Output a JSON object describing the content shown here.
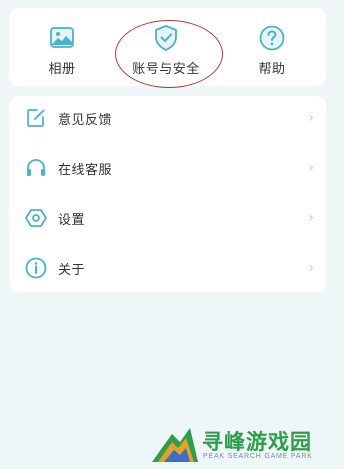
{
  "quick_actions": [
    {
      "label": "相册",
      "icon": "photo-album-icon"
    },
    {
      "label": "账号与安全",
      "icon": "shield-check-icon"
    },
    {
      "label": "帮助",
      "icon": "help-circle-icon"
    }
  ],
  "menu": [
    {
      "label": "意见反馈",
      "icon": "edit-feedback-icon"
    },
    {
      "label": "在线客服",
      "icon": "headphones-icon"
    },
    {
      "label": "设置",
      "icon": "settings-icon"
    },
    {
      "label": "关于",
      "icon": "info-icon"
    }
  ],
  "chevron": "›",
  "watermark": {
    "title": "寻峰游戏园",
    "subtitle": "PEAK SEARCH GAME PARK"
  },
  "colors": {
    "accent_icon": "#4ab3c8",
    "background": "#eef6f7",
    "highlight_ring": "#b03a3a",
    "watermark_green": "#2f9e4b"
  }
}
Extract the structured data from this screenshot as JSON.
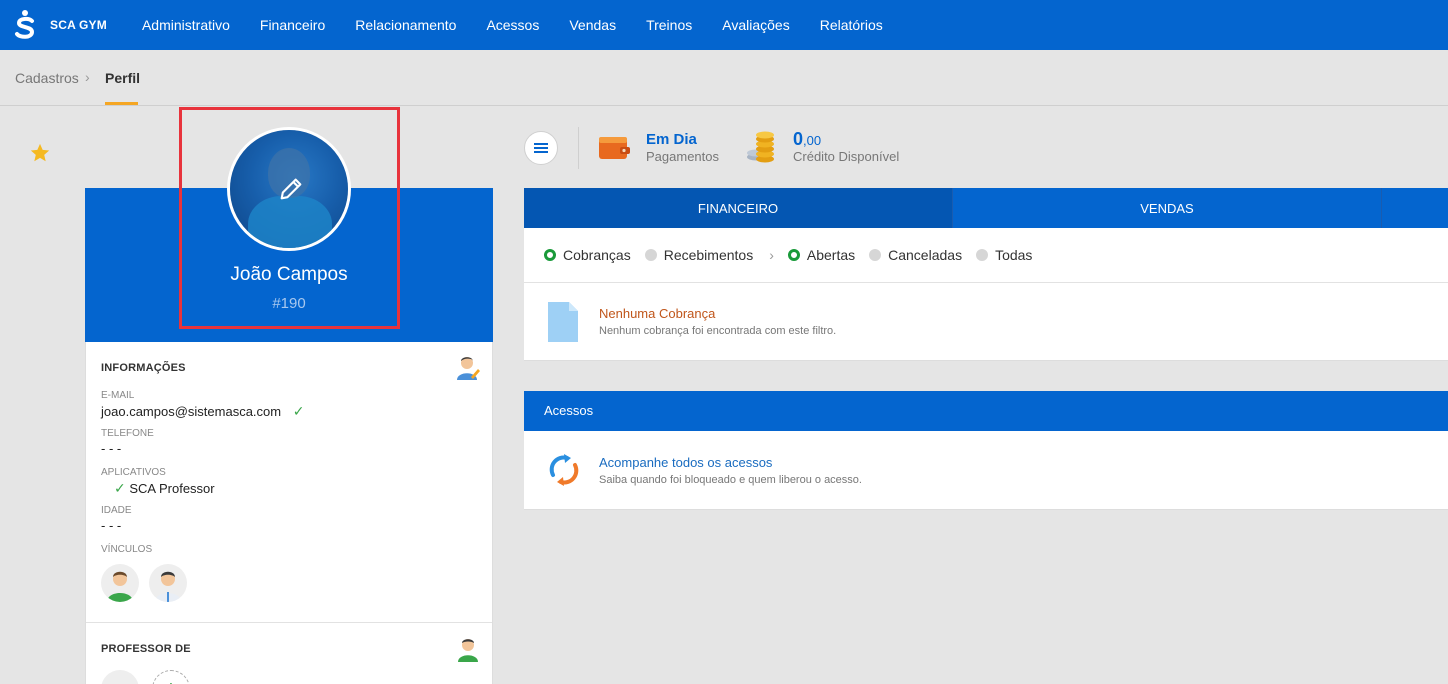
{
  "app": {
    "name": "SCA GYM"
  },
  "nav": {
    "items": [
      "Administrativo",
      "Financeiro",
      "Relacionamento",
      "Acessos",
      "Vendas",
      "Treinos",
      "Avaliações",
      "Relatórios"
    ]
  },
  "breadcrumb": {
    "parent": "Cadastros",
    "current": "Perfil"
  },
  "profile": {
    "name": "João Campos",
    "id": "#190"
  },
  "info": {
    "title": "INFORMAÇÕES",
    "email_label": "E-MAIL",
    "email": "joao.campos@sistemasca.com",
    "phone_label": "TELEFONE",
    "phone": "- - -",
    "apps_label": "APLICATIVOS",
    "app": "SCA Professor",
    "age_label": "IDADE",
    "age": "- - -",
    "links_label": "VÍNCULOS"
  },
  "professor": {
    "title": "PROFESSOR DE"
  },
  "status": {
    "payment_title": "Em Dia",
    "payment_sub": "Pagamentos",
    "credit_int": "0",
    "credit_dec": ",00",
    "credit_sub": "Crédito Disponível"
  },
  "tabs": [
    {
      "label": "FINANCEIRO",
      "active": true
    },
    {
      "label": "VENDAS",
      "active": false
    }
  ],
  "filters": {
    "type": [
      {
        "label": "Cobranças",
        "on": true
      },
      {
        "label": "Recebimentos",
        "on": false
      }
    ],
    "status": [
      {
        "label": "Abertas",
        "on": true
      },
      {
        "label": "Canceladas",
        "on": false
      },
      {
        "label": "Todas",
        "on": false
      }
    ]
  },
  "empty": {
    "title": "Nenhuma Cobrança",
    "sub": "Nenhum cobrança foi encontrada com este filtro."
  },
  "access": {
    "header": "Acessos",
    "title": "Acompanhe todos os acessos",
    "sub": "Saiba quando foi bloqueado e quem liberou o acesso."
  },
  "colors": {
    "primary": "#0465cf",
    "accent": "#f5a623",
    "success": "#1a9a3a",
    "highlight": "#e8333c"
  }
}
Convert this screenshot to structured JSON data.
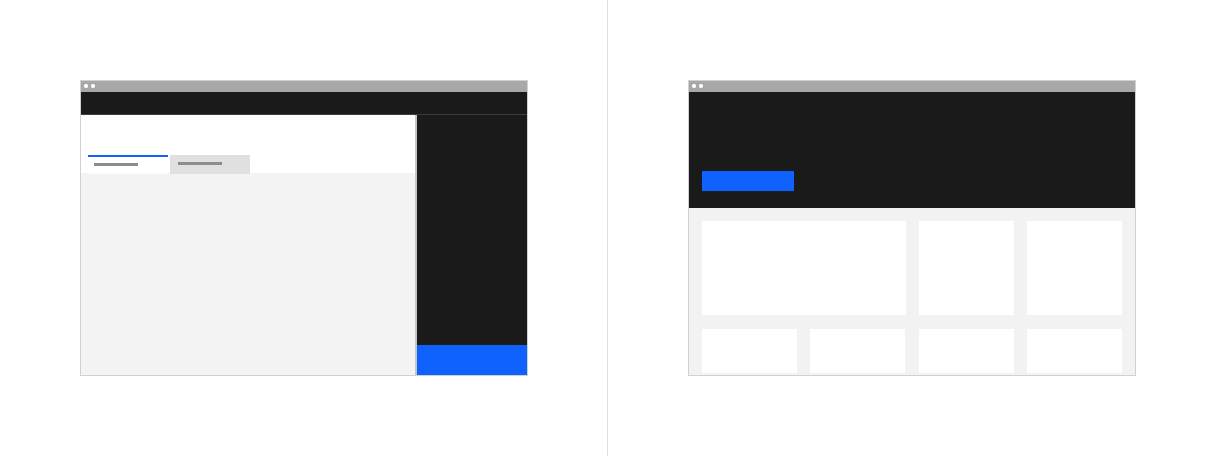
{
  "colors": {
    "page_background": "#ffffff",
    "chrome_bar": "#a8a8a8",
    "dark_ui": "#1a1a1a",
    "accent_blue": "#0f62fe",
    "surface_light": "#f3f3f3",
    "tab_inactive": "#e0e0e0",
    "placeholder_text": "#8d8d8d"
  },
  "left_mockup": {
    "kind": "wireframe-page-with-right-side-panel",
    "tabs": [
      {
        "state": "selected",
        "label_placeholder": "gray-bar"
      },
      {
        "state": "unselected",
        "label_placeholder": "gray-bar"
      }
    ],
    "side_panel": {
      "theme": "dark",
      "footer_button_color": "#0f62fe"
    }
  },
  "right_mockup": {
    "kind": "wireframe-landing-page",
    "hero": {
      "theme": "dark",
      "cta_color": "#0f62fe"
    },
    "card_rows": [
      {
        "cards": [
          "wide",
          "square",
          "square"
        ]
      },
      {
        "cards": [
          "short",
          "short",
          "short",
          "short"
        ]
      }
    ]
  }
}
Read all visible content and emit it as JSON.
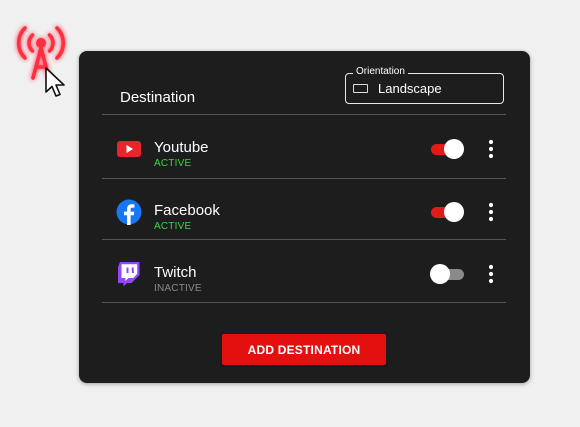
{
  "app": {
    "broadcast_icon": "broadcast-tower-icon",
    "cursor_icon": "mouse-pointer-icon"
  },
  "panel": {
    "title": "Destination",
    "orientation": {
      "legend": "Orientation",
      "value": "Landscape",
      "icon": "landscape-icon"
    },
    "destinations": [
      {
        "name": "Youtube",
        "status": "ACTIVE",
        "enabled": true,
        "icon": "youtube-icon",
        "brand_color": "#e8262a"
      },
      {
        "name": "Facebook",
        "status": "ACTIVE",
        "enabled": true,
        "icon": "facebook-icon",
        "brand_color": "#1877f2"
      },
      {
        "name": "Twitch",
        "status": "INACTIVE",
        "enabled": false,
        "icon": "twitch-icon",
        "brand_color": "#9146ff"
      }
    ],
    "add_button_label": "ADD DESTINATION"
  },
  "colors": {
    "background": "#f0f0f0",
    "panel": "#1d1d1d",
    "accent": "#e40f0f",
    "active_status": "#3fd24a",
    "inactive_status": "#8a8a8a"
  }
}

※

Your copy should repeat each entry above exactly but contain no pictures.

→ **Task response**:
Output a JSON object describing the content shown here.
{
  "quick_actions": [
    {
      "label": "相册",
      "icon": "photo-album-icon"
    },
    {
      "label": "账号与安全",
      "icon": "shield-check-icon"
    },
    {
      "label": "帮助",
      "icon": "help-circle-icon"
    }
  ],
  "menu": [
    {
      "label": "意见反馈",
      "icon": "edit-feedback-icon"
    },
    {
      "label": "在线客服",
      "icon": "headphones-icon"
    },
    {
      "label": "设置",
      "icon": "settings-icon"
    },
    {
      "label": "关于",
      "icon": "info-icon"
    }
  ],
  "chevron": "›",
  "watermark": {
    "title": "寻峰游戏园",
    "subtitle": "PEAK SEARCH GAME PARK"
  },
  "colors": {
    "accent_icon": "#4ab3c8",
    "background": "#eef6f7",
    "highlight_ring": "#b03a3a",
    "watermark_green": "#2f9e4b"
  }
}
Extract the structured data from this screenshot as JSON.
{
  "app": {
    "name": "SCA GYM"
  },
  "nav": {
    "items": [
      "Administrativo",
      "Financeiro",
      "Relacionamento",
      "Acessos",
      "Vendas",
      "Treinos",
      "Avaliações",
      "Relatórios"
    ]
  },
  "breadcrumb": {
    "parent": "Cadastros",
    "current": "Perfil"
  },
  "profile": {
    "name": "João Campos",
    "id": "#190"
  },
  "info": {
    "title": "INFORMAÇÕES",
    "email_label": "E-MAIL",
    "email": "joao.campos@sistemasca.com",
    "phone_label": "TELEFONE",
    "phone": "- - -",
    "apps_label": "APLICATIVOS",
    "app": "SCA Professor",
    "age_label": "IDADE",
    "age": "- - -",
    "links_label": "VÍNCULOS"
  },
  "professor": {
    "title": "PROFESSOR DE"
  },
  "status": {
    "payment_title": "Em Dia",
    "payment_sub": "Pagamentos",
    "credit_int": "0",
    "credit_dec": ",00",
    "credit_sub": "Crédito Disponível"
  },
  "tabs": [
    {
      "label": "FINANCEIRO",
      "active": true
    },
    {
      "label": "VENDAS",
      "active": false
    }
  ],
  "filters": {
    "type": [
      {
        "label": "Cobranças",
        "on": true
      },
      {
        "label": "Recebimentos",
        "on": false
      }
    ],
    "status": [
      {
        "label": "Abertas",
        "on": true
      },
      {
        "label": "Canceladas",
        "on": false
      },
      {
        "label": "Todas",
        "on": false
      }
    ]
  },
  "empty": {
    "title": "Nenhuma Cobrança",
    "sub": "Nenhum cobrança foi encontrada com este filtro."
  },
  "access": {
    "header": "Acessos",
    "title": "Acompanhe todos os acessos",
    "sub": "Saiba quando foi bloqueado e quem liberou o acesso."
  },
  "colors": {
    "primary": "#0465cf",
    "accent": "#f5a623",
    "success": "#1a9a3a",
    "highlight": "#e8333c"
  }
}
Convert this screenshot to structured JSON data.
{
  "colors": {
    "page_background": "#ffffff",
    "chrome_bar": "#a8a8a8",
    "dark_ui": "#1a1a1a",
    "accent_blue": "#0f62fe",
    "surface_light": "#f3f3f3",
    "tab_inactive": "#e0e0e0",
    "placeholder_text": "#8d8d8d"
  },
  "left_mockup": {
    "kind": "wireframe-page-with-right-side-panel",
    "tabs": [
      {
        "state": "selected",
        "label_placeholder": "gray-bar"
      },
      {
        "state": "unselected",
        "label_placeholder": "gray-bar"
      }
    ],
    "side_panel": {
      "theme": "dark",
      "footer_button_color": "#0f62fe"
    }
  },
  "right_mockup": {
    "kind": "wireframe-landing-page",
    "hero": {
      "theme": "dark",
      "cta_color": "#0f62fe"
    },
    "card_rows": [
      {
        "cards": [
          "wide",
          "square",
          "square"
        ]
      },
      {
        "cards": [
          "short",
          "short",
          "short",
          "short"
        ]
      }
    ]
  }
}
Read all visible content and emit it as JSON.
{
  "app": {
    "broadcast_icon": "broadcast-tower-icon",
    "cursor_icon": "mouse-pointer-icon"
  },
  "panel": {
    "title": "Destination",
    "orientation": {
      "legend": "Orientation",
      "value": "Landscape",
      "icon": "landscape-icon"
    },
    "destinations": [
      {
        "name": "Youtube",
        "status": "ACTIVE",
        "enabled": true,
        "icon": "youtube-icon",
        "brand_color": "#e8262a"
      },
      {
        "name": "Facebook",
        "status": "ACTIVE",
        "enabled": true,
        "icon": "facebook-icon",
        "brand_color": "#1877f2"
      },
      {
        "name": "Twitch",
        "status": "INACTIVE",
        "enabled": false,
        "icon": "twitch-icon",
        "brand_color": "#9146ff"
      }
    ],
    "add_button_label": "ADD DESTINATION"
  },
  "colors": {
    "background": "#f0f0f0",
    "panel": "#1d1d1d",
    "accent": "#e40f0f",
    "active_status": "#3fd24a",
    "inactive_status": "#8a8a8a"
  }
}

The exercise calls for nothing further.